#### Goal of the exercise:
Repeat the material exactly, leaving nothing out.

Items from a figure collection

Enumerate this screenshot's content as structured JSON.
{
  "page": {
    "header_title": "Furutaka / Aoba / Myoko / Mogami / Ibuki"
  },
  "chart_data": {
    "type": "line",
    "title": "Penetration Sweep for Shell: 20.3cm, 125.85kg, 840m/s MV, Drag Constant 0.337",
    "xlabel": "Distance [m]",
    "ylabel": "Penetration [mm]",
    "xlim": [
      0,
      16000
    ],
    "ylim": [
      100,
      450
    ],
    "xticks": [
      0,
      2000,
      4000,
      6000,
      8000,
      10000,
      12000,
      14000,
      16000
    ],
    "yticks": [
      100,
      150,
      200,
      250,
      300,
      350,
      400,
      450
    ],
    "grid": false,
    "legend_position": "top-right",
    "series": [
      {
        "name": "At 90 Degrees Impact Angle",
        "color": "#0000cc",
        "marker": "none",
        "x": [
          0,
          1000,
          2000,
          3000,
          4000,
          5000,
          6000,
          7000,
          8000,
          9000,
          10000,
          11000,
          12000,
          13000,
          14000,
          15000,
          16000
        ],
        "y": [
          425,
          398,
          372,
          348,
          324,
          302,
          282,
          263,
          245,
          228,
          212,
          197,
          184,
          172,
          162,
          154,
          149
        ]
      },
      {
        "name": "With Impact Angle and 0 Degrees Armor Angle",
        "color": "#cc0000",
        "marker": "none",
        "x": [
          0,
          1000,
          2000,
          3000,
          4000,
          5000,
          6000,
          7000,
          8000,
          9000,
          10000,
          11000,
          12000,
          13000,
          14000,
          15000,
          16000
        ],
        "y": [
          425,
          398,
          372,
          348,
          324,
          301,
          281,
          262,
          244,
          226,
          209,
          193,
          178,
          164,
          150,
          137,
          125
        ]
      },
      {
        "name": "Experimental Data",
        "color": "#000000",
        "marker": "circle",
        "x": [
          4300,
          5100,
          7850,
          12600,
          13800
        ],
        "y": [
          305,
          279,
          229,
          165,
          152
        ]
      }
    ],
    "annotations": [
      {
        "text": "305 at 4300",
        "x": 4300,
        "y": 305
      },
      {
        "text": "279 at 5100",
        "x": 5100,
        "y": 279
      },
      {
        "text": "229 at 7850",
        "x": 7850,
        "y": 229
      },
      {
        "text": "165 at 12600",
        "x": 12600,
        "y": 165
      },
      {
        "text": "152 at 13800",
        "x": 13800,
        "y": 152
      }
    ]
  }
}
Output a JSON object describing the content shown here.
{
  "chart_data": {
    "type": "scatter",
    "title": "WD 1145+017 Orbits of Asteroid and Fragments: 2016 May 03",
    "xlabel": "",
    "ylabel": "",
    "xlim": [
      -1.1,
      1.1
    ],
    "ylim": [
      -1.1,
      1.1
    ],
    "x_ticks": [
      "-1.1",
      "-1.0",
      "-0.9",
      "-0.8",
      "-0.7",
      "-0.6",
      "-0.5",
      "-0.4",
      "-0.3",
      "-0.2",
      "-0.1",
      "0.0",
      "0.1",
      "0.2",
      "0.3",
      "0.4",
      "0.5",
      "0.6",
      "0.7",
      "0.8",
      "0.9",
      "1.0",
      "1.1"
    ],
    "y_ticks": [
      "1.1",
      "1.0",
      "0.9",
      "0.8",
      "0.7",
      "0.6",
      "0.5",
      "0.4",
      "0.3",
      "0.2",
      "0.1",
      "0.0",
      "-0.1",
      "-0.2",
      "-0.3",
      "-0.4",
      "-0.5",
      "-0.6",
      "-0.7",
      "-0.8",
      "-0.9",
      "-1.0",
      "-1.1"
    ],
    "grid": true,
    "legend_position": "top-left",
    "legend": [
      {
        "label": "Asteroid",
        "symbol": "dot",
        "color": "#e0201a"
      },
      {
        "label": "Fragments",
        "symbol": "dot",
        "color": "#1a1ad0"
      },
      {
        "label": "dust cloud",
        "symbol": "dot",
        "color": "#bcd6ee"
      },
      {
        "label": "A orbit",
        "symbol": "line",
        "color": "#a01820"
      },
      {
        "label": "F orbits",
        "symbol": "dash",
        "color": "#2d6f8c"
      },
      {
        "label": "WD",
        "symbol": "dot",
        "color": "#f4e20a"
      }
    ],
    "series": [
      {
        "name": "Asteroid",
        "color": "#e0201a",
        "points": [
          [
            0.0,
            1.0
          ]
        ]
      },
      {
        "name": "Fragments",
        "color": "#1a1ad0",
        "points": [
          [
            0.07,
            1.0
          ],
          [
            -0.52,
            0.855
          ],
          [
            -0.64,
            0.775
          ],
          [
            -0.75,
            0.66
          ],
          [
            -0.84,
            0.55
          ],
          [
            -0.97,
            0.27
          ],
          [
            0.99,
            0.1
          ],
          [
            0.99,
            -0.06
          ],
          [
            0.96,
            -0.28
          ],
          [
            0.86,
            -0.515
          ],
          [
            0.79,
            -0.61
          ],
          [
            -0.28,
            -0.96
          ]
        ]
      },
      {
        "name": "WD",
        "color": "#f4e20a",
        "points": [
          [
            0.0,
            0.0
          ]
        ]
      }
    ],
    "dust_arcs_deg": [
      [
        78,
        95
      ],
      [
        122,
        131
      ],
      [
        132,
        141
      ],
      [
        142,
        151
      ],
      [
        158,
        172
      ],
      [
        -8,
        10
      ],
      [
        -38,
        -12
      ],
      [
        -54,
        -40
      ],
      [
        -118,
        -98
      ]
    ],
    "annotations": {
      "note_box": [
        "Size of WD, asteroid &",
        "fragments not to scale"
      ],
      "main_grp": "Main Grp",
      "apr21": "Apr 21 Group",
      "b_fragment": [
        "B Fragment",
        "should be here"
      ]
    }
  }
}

#### Solution:
Enumerate this screenshot's content as structured JSON.
{
  "page": {
    "header_title": "Furutaka / Aoba / Myoko / Mogami / Ibuki"
  },
  "chart_data": {
    "type": "line",
    "title": "Penetration Sweep for Shell: 20.3cm, 125.85kg, 840m/s MV, Drag Constant 0.337",
    "xlabel": "Distance [m]",
    "ylabel": "Penetration [mm]",
    "xlim": [
      0,
      16000
    ],
    "ylim": [
      100,
      450
    ],
    "xticks": [
      0,
      2000,
      4000,
      6000,
      8000,
      10000,
      12000,
      14000,
      16000
    ],
    "yticks": [
      100,
      150,
      200,
      250,
      300,
      350,
      400,
      450
    ],
    "grid": false,
    "legend_position": "top-right",
    "series": [
      {
        "name": "At 90 Degrees Impact Angle",
        "color": "#0000cc",
        "marker": "none",
        "x": [
          0,
          1000,
          2000,
          3000,
          4000,
          5000,
          6000,
          7000,
          8000,
          9000,
          10000,
          11000,
          12000,
          13000,
          14000,
          15000,
          16000
        ],
        "y": [
          425,
          398,
          372,
          348,
          324,
          302,
          282,
          263,
          245,
          228,
          212,
          197,
          184,
          172,
          162,
          154,
          149
        ]
      },
      {
        "name": "With Impact Angle and 0 Degrees Armor Angle",
        "color": "#cc0000",
        "marker": "none",
        "x": [
          0,
          1000,
          2000,
          3000,
          4000,
          5000,
          6000,
          7000,
          8000,
          9000,
          10000,
          11000,
          12000,
          13000,
          14000,
          15000,
          16000
        ],
        "y": [
          425,
          398,
          372,
          348,
          324,
          301,
          281,
          262,
          244,
          226,
          209,
          193,
          178,
          164,
          150,
          137,
          125
        ]
      },
      {
        "name": "Experimental Data",
        "color": "#000000",
        "marker": "circle",
        "x": [
          4300,
          5100,
          7850,
          12600,
          13800
        ],
        "y": [
          305,
          279,
          229,
          165,
          152
        ]
      }
    ],
    "annotations": [
      {
        "text": "305 at 4300",
        "x": 4300,
        "y": 305
      },
      {
        "text": "279 at 5100",
        "x": 5100,
        "y": 279
      },
      {
        "text": "229 at 7850",
        "x": 7850,
        "y": 229
      },
      {
        "text": "165 at 12600",
        "x": 12600,
        "y": 165
      },
      {
        "text": "152 at 13800",
        "x": 13800,
        "y": 152
      }
    ]
  }
}
Output a JSON object describing the content shown here.
{
  "chart_data": {
    "type": "scatter",
    "title": "WD 1145+017 Orbits of Asteroid and Fragments: 2016 May 03",
    "xlabel": "",
    "ylabel": "",
    "xlim": [
      -1.1,
      1.1
    ],
    "ylim": [
      -1.1,
      1.1
    ],
    "x_ticks": [
      "-1.1",
      "-1.0",
      "-0.9",
      "-0.8",
      "-0.7",
      "-0.6",
      "-0.5",
      "-0.4",
      "-0.3",
      "-0.2",
      "-0.1",
      "0.0",
      "0.1",
      "0.2",
      "0.3",
      "0.4",
      "0.5",
      "0.6",
      "0.7",
      "0.8",
      "0.9",
      "1.0",
      "1.1"
    ],
    "y_ticks": [
      "1.1",
      "1.0",
      "0.9",
      "0.8",
      "0.7",
      "0.6",
      "0.5",
      "0.4",
      "0.3",
      "0.2",
      "0.1",
      "0.0",
      "-0.1",
      "-0.2",
      "-0.3",
      "-0.4",
      "-0.5",
      "-0.6",
      "-0.7",
      "-0.8",
      "-0.9",
      "-1.0",
      "-1.1"
    ],
    "grid": true,
    "legend_position": "top-left",
    "legend": [
      {
        "label": "Asteroid",
        "symbol": "dot",
        "color": "#e0201a"
      },
      {
        "label": "Fragments",
        "symbol": "dot",
        "color": "#1a1ad0"
      },
      {
        "label": "dust cloud",
        "symbol": "dot",
        "color": "#bcd6ee"
      },
      {
        "label": "A orbit",
        "symbol": "line",
        "color": "#a01820"
      },
      {
        "label": "F orbits",
        "symbol": "dash",
        "color": "#2d6f8c"
      },
      {
        "label": "WD",
        "symbol": "dot",
        "color": "#f4e20a"
      }
    ],
    "series": [
      {
        "name": "Asteroid",
        "color": "#e0201a",
        "points": [
          [
            0.0,
            1.0
          ]
        ]
      },
      {
        "name": "Fragments",
        "color": "#1a1ad0",
        "points": [
          [
            0.07,
            1.0
          ],
          [
            -0.52,
            0.855
          ],
          [
            -0.64,
            0.775
          ],
          [
            -0.75,
            0.66
          ],
          [
            -0.84,
            0.55
          ],
          [
            -0.97,
            0.27
          ],
          [
            0.99,
            0.1
          ],
          [
            0.99,
            -0.06
          ],
          [
            0.96,
            -0.28
          ],
          [
            0.86,
            -0.515
          ],
          [
            0.79,
            -0.61
          ],
          [
            -0.28,
            -0.96
          ]
        ]
      },
      {
        "name": "WD",
        "color": "#f4e20a",
        "points": [
          [
            0.0,
            0.0
          ]
        ]
      }
    ],
    "dust_arcs_deg": [
      [
        78,
        95
      ],
      [
        122,
        131
      ],
      [
        132,
        141
      ],
      [
        142,
        151
      ],
      [
        158,
        172
      ],
      [
        -8,
        10
      ],
      [
        -38,
        -12
      ],
      [
        -54,
        -40
      ],
      [
        -118,
        -98
      ]
    ],
    "annotations": {
      "note_box": [
        "Size of WD, asteroid &",
        "fragments not to scale"
      ],
      "main_grp": "Main Grp",
      "apr21": "Apr 21 Group",
      "b_fragment": [
        "B Fragment",
        "should be here"
      ]
    }
  }
}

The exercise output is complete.